Entries supplied —
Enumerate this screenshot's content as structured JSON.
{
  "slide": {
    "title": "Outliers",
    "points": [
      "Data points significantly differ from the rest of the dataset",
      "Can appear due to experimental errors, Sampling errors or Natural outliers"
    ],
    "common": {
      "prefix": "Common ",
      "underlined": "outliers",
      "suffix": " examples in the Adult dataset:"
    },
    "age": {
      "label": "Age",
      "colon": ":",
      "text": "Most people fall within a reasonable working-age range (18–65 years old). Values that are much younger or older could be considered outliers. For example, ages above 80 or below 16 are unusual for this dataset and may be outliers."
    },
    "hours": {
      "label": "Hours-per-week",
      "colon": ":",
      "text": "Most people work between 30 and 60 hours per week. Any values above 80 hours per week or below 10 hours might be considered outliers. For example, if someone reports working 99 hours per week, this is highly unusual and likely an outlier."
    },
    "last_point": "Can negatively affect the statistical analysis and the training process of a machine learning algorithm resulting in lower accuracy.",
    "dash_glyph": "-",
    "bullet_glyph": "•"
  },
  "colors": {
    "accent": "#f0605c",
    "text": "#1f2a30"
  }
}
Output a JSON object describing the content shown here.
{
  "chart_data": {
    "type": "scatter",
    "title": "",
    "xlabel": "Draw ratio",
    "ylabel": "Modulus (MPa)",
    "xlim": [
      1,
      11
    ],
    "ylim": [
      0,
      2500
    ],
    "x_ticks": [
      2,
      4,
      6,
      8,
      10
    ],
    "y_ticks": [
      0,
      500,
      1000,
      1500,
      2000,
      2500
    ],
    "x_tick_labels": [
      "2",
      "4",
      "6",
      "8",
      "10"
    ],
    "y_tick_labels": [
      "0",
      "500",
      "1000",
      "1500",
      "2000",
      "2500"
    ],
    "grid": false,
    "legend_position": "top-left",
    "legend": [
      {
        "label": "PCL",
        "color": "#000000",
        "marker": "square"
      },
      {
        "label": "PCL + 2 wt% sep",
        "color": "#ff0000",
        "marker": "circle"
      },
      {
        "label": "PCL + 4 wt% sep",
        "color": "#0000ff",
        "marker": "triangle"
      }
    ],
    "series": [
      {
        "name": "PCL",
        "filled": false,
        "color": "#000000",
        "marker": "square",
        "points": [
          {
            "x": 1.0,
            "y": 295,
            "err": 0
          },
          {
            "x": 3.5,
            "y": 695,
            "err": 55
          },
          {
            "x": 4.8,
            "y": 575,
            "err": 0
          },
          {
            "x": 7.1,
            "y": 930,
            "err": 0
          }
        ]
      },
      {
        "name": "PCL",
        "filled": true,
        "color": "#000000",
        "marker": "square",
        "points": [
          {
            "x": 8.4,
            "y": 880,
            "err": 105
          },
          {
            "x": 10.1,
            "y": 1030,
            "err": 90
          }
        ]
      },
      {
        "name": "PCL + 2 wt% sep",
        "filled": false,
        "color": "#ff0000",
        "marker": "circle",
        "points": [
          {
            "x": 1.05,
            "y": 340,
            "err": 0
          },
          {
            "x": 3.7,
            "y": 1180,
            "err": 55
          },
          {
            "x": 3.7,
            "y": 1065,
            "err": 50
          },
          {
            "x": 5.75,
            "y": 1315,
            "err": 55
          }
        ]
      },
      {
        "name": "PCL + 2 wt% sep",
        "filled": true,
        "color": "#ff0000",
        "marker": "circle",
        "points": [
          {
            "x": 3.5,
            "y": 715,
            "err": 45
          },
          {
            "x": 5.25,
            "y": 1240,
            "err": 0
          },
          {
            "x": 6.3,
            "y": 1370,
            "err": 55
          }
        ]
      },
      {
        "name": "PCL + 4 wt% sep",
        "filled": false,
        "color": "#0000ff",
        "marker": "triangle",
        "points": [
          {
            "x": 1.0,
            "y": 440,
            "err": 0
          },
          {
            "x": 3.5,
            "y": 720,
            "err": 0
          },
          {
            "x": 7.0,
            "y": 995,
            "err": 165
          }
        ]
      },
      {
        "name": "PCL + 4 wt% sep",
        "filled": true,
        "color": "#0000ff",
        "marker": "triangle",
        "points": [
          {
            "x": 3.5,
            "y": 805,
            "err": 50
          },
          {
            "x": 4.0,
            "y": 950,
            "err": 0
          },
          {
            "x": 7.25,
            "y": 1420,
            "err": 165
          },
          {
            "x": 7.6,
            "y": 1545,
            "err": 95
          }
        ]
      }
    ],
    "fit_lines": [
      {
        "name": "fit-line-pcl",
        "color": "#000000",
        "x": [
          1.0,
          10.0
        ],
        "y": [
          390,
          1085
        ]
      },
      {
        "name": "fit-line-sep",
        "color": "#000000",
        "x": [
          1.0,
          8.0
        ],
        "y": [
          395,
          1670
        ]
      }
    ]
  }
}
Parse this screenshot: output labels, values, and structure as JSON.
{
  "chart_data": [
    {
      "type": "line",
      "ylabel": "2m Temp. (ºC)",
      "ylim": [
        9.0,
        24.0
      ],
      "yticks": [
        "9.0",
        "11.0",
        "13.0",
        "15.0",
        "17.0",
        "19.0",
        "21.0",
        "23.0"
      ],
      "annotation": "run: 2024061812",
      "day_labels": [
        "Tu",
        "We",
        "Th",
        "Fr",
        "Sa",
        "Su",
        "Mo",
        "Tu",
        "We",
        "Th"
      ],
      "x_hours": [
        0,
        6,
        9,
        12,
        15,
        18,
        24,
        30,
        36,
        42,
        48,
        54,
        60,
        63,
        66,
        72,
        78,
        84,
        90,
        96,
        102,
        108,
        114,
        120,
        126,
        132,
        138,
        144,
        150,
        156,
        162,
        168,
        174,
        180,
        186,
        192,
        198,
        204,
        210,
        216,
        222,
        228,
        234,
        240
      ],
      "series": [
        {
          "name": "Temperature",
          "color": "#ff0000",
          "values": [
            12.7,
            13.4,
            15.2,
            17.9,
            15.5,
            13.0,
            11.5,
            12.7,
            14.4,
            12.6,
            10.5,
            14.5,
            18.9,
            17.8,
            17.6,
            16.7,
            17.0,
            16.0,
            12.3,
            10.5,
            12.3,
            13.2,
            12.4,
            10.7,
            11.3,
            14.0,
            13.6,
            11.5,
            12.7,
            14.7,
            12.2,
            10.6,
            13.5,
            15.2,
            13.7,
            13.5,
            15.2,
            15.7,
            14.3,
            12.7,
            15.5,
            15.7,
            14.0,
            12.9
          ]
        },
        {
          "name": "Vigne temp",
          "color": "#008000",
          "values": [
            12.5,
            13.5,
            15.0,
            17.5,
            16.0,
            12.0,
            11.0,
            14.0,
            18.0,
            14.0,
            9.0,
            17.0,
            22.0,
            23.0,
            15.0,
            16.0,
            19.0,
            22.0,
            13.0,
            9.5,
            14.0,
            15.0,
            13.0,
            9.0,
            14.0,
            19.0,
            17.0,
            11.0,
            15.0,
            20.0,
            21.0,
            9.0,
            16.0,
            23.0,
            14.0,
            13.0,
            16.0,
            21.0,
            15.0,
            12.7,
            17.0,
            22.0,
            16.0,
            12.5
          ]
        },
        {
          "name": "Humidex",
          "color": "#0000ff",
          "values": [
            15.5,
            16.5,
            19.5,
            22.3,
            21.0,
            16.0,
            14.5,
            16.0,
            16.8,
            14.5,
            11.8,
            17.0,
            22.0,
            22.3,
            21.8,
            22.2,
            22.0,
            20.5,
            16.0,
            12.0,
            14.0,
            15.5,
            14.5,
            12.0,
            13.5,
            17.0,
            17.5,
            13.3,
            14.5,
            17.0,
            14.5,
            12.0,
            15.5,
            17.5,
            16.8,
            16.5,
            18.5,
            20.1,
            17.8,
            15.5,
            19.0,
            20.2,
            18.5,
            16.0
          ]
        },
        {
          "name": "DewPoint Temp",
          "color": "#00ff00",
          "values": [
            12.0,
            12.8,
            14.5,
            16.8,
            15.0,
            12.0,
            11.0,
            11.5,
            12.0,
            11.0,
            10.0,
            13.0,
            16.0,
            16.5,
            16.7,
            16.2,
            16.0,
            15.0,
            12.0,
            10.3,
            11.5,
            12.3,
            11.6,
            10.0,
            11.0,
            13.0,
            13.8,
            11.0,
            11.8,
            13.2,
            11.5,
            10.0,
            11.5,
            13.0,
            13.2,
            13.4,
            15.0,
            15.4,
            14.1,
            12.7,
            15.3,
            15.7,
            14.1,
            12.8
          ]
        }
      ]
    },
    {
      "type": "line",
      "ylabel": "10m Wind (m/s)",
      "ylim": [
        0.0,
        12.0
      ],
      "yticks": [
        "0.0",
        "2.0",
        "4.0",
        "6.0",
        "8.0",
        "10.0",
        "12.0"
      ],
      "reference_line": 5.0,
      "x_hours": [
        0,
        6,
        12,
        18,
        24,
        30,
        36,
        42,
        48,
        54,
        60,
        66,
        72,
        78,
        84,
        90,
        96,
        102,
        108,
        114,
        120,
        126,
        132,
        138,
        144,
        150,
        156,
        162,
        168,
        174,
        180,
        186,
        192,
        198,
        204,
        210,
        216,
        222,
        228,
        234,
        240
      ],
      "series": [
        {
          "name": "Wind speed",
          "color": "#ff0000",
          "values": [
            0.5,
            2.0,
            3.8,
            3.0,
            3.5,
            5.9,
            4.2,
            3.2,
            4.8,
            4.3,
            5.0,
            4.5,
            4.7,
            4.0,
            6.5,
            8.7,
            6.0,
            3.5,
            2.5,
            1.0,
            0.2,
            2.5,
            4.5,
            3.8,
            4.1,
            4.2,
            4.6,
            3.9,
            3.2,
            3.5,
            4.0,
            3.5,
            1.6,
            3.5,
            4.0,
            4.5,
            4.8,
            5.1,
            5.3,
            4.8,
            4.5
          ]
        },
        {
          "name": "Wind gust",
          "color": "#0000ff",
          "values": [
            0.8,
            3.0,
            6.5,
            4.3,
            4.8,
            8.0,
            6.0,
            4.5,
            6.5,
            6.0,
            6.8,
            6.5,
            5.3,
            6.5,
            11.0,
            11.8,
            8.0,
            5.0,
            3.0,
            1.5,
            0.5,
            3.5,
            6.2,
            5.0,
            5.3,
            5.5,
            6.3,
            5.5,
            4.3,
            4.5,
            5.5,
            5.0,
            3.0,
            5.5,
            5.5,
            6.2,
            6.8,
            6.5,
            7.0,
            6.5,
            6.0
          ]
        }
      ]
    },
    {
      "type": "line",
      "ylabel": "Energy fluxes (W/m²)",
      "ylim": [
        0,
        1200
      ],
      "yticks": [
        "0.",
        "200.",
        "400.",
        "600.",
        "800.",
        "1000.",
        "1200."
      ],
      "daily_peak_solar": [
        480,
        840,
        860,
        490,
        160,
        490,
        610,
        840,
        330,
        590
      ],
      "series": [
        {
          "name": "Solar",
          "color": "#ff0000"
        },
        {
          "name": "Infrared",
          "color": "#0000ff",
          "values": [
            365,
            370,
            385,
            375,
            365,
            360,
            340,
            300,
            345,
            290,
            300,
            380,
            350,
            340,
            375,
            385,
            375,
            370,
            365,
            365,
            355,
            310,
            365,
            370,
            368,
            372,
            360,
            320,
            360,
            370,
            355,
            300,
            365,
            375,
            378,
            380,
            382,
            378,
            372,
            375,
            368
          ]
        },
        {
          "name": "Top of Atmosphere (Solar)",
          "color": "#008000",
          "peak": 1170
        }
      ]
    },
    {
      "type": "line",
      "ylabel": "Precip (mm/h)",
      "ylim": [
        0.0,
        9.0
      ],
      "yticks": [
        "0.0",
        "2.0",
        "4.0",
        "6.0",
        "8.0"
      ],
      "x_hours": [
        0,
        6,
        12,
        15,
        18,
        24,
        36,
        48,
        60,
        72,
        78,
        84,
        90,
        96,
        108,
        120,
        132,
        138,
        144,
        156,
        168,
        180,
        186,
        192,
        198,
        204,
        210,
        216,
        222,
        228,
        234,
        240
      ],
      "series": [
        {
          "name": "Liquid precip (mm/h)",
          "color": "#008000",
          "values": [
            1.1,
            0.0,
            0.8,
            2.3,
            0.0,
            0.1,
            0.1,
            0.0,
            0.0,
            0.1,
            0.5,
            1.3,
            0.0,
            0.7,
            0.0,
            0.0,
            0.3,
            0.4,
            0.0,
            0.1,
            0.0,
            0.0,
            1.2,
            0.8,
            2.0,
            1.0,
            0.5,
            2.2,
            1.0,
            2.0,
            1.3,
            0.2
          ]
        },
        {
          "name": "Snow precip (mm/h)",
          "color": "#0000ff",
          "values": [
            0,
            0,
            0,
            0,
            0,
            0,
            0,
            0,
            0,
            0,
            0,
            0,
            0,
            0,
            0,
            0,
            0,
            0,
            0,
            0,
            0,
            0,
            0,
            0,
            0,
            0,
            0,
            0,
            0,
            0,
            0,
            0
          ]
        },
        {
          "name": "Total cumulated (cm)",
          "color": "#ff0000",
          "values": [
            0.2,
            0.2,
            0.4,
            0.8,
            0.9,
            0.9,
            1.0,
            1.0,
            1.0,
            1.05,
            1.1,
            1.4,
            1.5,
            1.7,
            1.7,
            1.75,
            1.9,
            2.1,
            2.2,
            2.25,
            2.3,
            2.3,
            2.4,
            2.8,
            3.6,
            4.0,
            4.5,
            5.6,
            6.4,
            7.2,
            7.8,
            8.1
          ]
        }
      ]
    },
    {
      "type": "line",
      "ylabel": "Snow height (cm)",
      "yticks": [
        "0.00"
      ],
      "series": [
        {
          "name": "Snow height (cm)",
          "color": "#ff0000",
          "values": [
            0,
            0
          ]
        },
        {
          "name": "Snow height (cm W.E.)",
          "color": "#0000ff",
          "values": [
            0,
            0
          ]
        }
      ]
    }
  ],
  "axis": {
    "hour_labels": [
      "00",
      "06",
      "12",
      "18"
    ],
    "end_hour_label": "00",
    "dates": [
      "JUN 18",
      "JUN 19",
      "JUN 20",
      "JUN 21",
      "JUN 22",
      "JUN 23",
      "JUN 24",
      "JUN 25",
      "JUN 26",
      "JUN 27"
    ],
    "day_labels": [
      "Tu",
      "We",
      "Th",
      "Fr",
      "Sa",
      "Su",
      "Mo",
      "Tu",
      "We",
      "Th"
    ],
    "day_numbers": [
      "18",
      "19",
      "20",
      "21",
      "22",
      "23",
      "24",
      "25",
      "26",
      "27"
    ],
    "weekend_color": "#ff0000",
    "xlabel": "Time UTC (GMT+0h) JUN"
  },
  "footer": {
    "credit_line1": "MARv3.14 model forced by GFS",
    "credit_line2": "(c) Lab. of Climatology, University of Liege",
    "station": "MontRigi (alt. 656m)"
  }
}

Exercise objective — Copy every line above that includes the string "unusual".

Task result —
      "text": "Most people fall within a reasonable working-age range (18–65 years old). Values that are much younger or older could be considered outliers. For example, ages above 80 or below 16 are unusual for this dataset and may be outliers."
      "text": "Most people work between 30 and 60 hours per week. Any values above 80 hours per week or below 10 hours might be considered outliers. For example, if someone reports working 99 hours per week, this is highly unusual and likely an outlier."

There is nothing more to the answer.